TASK REQUIREMENTS:
In full and without deviation, write out the entries that follow.

::::::::

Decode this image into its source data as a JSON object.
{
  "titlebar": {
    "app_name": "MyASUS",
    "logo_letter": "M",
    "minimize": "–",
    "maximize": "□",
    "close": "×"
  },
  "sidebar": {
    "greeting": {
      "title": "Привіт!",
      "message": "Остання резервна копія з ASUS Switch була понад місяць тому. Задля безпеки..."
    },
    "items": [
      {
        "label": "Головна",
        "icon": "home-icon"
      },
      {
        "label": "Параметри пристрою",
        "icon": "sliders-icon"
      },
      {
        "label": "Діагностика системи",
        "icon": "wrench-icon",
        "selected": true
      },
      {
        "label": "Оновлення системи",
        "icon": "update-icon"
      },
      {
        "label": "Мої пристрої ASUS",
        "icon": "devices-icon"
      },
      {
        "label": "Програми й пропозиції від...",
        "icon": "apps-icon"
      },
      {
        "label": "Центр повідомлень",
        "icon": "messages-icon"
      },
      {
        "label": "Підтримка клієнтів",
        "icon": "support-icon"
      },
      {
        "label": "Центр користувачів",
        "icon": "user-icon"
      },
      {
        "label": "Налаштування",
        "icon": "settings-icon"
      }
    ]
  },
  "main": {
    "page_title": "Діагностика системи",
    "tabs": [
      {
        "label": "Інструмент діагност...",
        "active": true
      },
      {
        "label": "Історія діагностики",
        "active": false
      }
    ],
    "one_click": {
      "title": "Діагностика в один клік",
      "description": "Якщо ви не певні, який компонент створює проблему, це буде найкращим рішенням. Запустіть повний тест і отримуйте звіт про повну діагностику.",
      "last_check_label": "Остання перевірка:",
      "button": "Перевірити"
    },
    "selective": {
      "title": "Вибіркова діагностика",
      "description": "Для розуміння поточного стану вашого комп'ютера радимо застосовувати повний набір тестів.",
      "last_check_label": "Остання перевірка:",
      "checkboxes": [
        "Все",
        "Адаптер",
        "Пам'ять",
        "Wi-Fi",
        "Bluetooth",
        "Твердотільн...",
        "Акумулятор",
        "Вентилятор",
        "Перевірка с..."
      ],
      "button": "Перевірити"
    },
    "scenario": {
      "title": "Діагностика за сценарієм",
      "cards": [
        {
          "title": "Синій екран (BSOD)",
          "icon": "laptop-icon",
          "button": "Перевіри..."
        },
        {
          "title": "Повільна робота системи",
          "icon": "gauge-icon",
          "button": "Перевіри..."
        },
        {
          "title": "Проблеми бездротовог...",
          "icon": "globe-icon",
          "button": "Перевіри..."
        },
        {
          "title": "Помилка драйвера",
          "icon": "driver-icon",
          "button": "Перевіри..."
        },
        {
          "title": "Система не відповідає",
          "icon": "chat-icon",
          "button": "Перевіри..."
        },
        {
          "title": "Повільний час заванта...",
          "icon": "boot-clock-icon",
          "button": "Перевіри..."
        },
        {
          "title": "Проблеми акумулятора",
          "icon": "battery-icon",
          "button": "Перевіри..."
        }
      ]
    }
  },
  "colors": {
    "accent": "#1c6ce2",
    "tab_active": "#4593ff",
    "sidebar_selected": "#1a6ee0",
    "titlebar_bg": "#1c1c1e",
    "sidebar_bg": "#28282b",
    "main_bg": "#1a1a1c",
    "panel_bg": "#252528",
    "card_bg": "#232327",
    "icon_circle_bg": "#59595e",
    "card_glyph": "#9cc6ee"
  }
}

::::::::

RESULT:
Decode this image into its source data as a JSON object.
{
  "titlebar": {
    "app_name": "MyASUS",
    "logo_letter": "M",
    "minimize": "–",
    "maximize": "□",
    "close": "×"
  },
  "sidebar": {
    "greeting": {
      "title": "Привіт!",
      "message": "Остання резервна копія з ASUS Switch була понад місяць тому. Задля безпеки..."
    },
    "items": [
      {
        "label": "Головна",
        "icon": "home-icon"
      },
      {
        "label": "Параметри пристрою",
        "icon": "sliders-icon"
      },
      {
        "label": "Діагностика системи",
        "icon": "wrench-icon",
        "selected": true
      },
      {
        "label": "Оновлення системи",
        "icon": "update-icon"
      },
      {
        "label": "Мої пристрої ASUS",
        "icon": "devices-icon"
      },
      {
        "label": "Програми й пропозиції від...",
        "icon": "apps-icon"
      },
      {
        "label": "Центр повідомлень",
        "icon": "messages-icon"
      },
      {
        "label": "Підтримка клієнтів",
        "icon": "support-icon"
      },
      {
        "label": "Центр користувачів",
        "icon": "user-icon"
      },
      {
        "label": "Налаштування",
        "icon": "settings-icon"
      }
    ]
  },
  "main": {
    "page_title": "Діагностика системи",
    "tabs": [
      {
        "label": "Інструмент діагност...",
        "active": true
      },
      {
        "label": "Історія діагностики",
        "active": false
      }
    ],
    "one_click": {
      "title": "Діагностика в один клік",
      "description": "Якщо ви не певні, який компонент створює проблему, це буде найкращим рішенням. Запустіть повний тест і отримуйте звіт про повну діагностику.",
      "last_check_label": "Остання перевірка:",
      "button": "Перевірити"
    },
    "selective": {
      "title": "Вибіркова діагностика",
      "description": "Для розуміння поточного стану вашого комп'ютера радимо застосовувати повний набір тестів.",
      "last_check_label": "Остання перевірка:",
      "checkboxes": [
        "Все",
        "Адаптер",
        "Пам'ять",
        "Wi-Fi",
        "Bluetooth",
        "Твердотільн...",
        "Акумулятор",
        "Вентилятор",
        "Перевірка с..."
      ],
      "button": "Перевірити"
    },
    "scenario": {
      "title": "Діагностика за сценарієм",
      "cards": [
        {
          "title": "Синій екран (BSOD)",
          "icon": "laptop-icon",
          "button": "Перевіри..."
        },
        {
          "title": "Повільна робота системи",
          "icon": "gauge-icon",
          "button": "Перевіри..."
        },
        {
          "title": "Проблеми бездротовог...",
          "icon": "globe-icon",
          "button": "Перевіри..."
        },
        {
          "title": "Помилка драйвера",
          "icon": "driver-icon",
          "button": "Перевіри..."
        },
        {
          "title": "Система не відповідає",
          "icon": "chat-icon",
          "button": "Перевіри..."
        },
        {
          "title": "Повільний час заванта...",
          "icon": "boot-clock-icon",
          "button": "Перевіри..."
        },
        {
          "title": "Проблеми акумулятора",
          "icon": "battery-icon",
          "button": "Перевіри..."
        }
      ]
    }
  },
  "colors": {
    "accent": "#1c6ce2",
    "tab_active": "#4593ff",
    "sidebar_selected": "#1a6ee0",
    "titlebar_bg": "#1c1c1e",
    "sidebar_bg": "#28282b",
    "main_bg": "#1a1a1c",
    "panel_bg": "#252528",
    "card_bg": "#232327",
    "icon_circle_bg": "#59595e",
    "card_glyph": "#9cc6ee"
  }
}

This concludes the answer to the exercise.